• [Description of the task] Look for "踏上遥远的红色星球" in each line of the entries, and return the matching lines.

• [Records for processing]
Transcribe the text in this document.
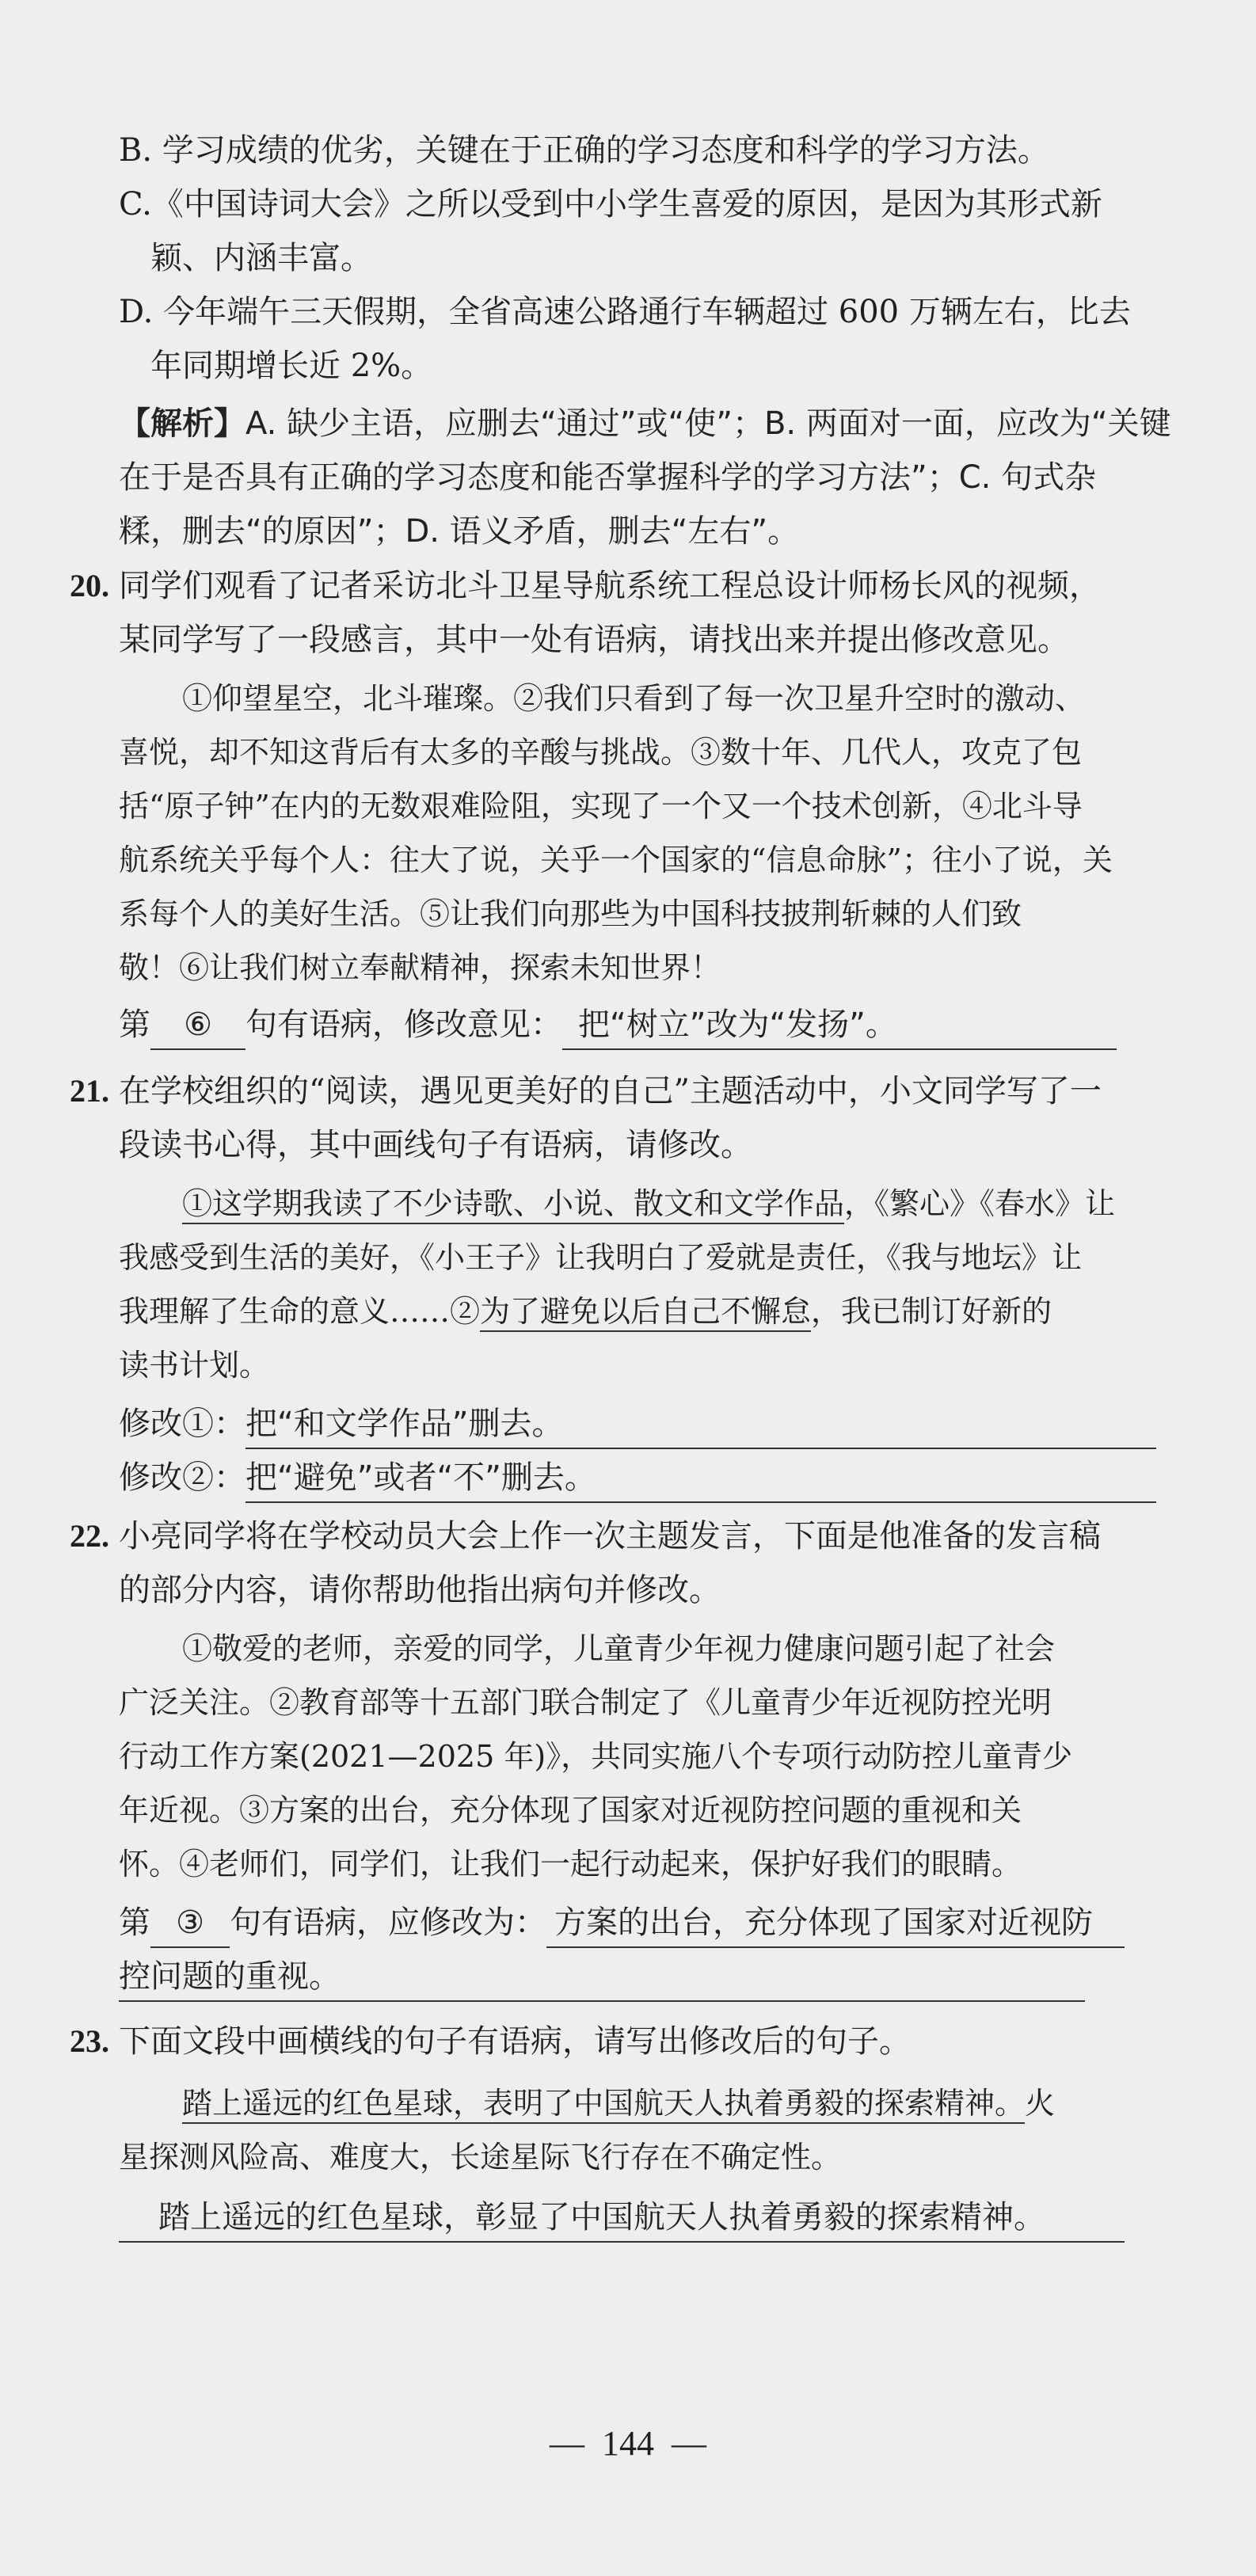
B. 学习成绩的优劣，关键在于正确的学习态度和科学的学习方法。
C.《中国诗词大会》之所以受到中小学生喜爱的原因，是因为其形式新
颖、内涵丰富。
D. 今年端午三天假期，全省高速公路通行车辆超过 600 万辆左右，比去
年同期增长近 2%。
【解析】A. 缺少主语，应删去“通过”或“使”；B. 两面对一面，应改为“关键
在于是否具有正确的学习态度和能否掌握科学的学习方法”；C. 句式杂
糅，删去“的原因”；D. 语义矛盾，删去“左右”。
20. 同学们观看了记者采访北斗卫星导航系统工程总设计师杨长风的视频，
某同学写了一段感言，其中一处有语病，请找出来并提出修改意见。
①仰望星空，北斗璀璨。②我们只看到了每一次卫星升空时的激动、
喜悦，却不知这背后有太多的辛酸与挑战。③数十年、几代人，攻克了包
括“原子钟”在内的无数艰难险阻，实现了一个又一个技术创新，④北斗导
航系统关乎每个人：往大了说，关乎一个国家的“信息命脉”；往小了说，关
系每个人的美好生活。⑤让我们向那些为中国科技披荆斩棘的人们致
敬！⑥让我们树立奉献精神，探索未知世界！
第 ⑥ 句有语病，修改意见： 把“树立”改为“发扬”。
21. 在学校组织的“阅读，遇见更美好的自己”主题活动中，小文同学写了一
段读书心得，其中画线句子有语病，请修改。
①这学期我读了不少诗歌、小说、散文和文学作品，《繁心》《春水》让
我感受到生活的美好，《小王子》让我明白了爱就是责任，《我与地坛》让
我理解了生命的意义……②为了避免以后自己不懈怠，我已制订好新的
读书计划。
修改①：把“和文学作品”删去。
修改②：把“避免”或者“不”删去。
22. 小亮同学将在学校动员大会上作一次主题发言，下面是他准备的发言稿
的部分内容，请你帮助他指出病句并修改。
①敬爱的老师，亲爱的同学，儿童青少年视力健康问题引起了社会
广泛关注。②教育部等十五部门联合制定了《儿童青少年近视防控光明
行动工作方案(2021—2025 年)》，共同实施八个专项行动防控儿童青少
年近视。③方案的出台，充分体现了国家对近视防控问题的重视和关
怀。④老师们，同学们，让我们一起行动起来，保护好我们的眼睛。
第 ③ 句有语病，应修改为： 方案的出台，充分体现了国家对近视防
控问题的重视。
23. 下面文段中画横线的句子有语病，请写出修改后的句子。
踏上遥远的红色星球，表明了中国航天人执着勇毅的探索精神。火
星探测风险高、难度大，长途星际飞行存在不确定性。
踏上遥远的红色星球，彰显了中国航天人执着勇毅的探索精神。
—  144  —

==

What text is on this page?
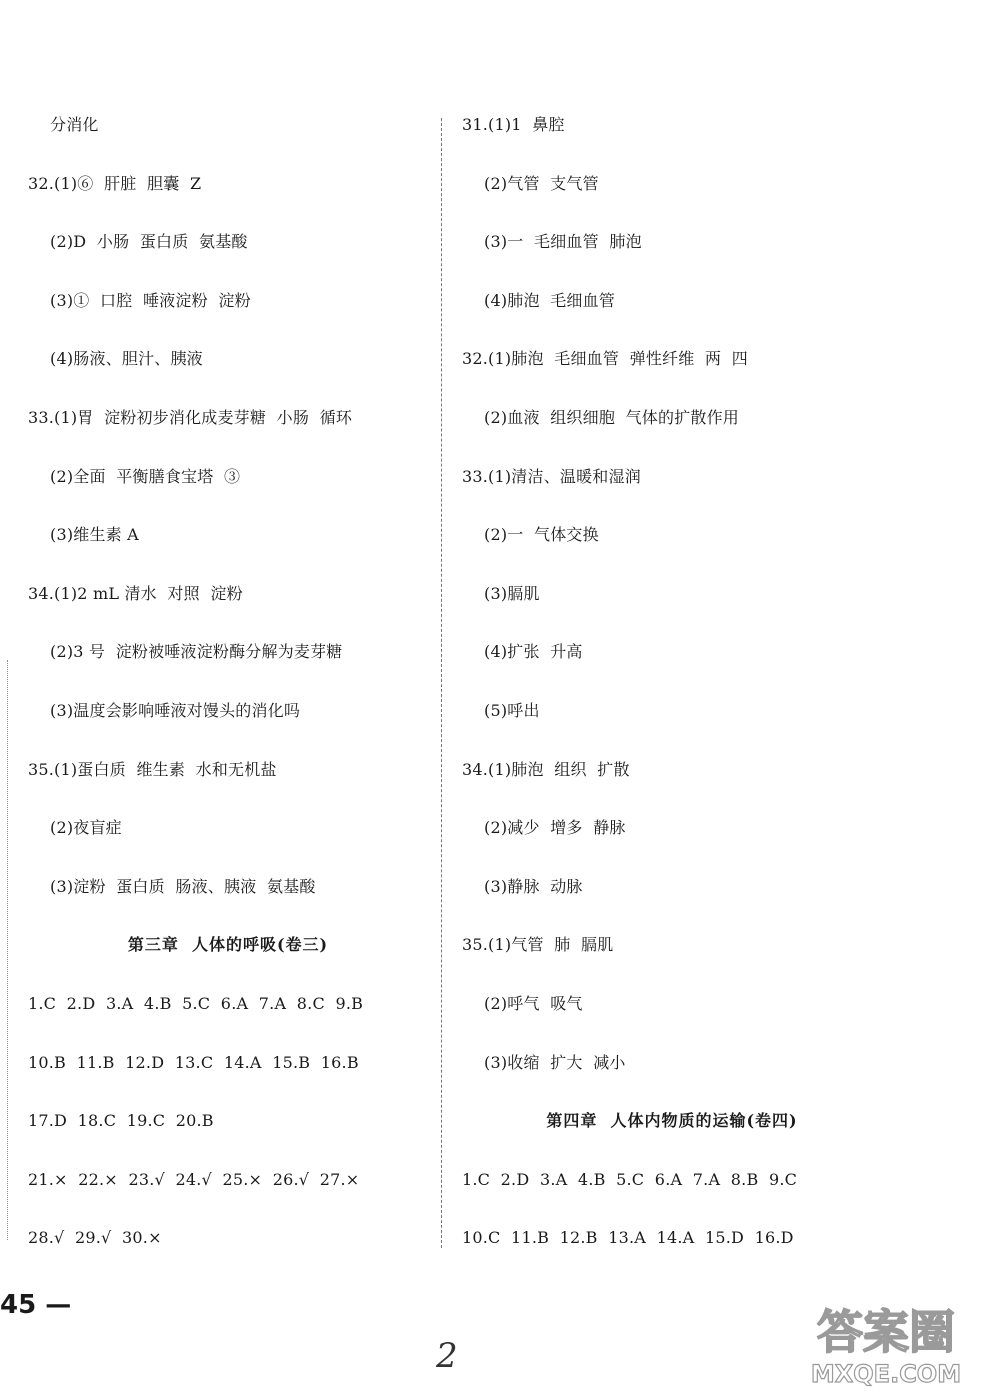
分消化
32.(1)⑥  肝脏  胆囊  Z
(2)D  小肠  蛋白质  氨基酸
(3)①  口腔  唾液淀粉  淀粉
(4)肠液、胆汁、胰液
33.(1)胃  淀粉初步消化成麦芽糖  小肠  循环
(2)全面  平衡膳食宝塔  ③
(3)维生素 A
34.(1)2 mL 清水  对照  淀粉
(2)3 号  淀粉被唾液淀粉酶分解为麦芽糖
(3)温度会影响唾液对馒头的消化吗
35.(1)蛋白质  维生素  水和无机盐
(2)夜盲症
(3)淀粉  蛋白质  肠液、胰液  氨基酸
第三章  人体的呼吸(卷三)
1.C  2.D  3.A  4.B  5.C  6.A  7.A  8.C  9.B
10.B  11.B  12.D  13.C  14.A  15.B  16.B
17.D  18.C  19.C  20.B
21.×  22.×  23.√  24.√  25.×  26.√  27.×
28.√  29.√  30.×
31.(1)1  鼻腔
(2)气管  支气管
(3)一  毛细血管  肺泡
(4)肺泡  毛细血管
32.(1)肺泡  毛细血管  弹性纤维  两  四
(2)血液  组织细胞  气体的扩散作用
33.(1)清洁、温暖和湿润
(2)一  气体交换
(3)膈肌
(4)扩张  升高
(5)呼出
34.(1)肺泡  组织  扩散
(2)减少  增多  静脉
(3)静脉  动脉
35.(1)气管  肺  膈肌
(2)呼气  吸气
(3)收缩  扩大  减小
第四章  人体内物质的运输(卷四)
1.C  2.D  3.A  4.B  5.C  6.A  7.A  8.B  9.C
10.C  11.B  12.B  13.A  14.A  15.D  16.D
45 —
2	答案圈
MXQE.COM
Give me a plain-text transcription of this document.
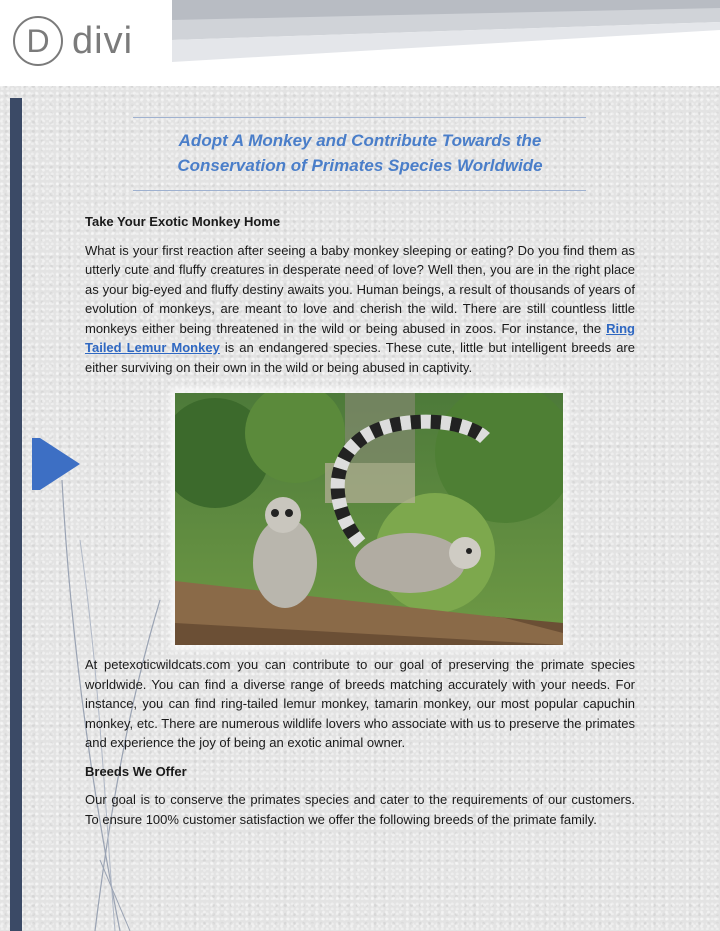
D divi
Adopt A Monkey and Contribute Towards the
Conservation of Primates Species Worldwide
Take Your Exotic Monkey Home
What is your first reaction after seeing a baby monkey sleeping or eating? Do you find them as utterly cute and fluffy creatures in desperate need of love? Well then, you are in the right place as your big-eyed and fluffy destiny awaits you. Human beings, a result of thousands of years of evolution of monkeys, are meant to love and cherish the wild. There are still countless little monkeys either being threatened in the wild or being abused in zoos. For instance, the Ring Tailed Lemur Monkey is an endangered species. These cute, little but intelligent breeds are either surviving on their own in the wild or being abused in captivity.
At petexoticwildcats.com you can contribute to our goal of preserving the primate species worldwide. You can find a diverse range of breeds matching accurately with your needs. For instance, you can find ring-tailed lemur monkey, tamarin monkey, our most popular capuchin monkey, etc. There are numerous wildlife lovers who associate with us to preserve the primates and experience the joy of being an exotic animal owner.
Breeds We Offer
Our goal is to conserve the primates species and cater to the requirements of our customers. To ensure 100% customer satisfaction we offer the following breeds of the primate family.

...

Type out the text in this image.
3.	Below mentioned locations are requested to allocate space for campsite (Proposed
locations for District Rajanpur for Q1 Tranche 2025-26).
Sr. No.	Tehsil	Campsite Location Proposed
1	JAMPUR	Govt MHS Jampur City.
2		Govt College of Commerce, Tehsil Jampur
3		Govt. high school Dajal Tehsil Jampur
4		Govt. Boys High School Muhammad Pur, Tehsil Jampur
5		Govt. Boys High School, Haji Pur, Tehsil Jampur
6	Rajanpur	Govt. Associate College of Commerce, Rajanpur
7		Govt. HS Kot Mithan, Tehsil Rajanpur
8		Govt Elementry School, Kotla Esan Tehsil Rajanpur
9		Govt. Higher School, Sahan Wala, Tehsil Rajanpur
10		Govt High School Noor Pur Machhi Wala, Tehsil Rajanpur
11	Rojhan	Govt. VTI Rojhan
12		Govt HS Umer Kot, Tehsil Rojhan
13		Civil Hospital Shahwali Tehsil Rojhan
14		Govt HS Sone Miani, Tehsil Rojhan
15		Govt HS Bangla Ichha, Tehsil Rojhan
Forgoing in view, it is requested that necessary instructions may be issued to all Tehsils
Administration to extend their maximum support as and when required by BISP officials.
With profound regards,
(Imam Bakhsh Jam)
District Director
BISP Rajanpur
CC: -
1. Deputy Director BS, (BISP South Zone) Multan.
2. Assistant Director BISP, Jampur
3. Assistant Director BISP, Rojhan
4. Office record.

• [Written response]
踏上遥远的红色星球，表明了中国航天人执着勇毅的探索精神。火
踏上遥远的红色星球，彰显了中国航天人执着勇毅的探索精神。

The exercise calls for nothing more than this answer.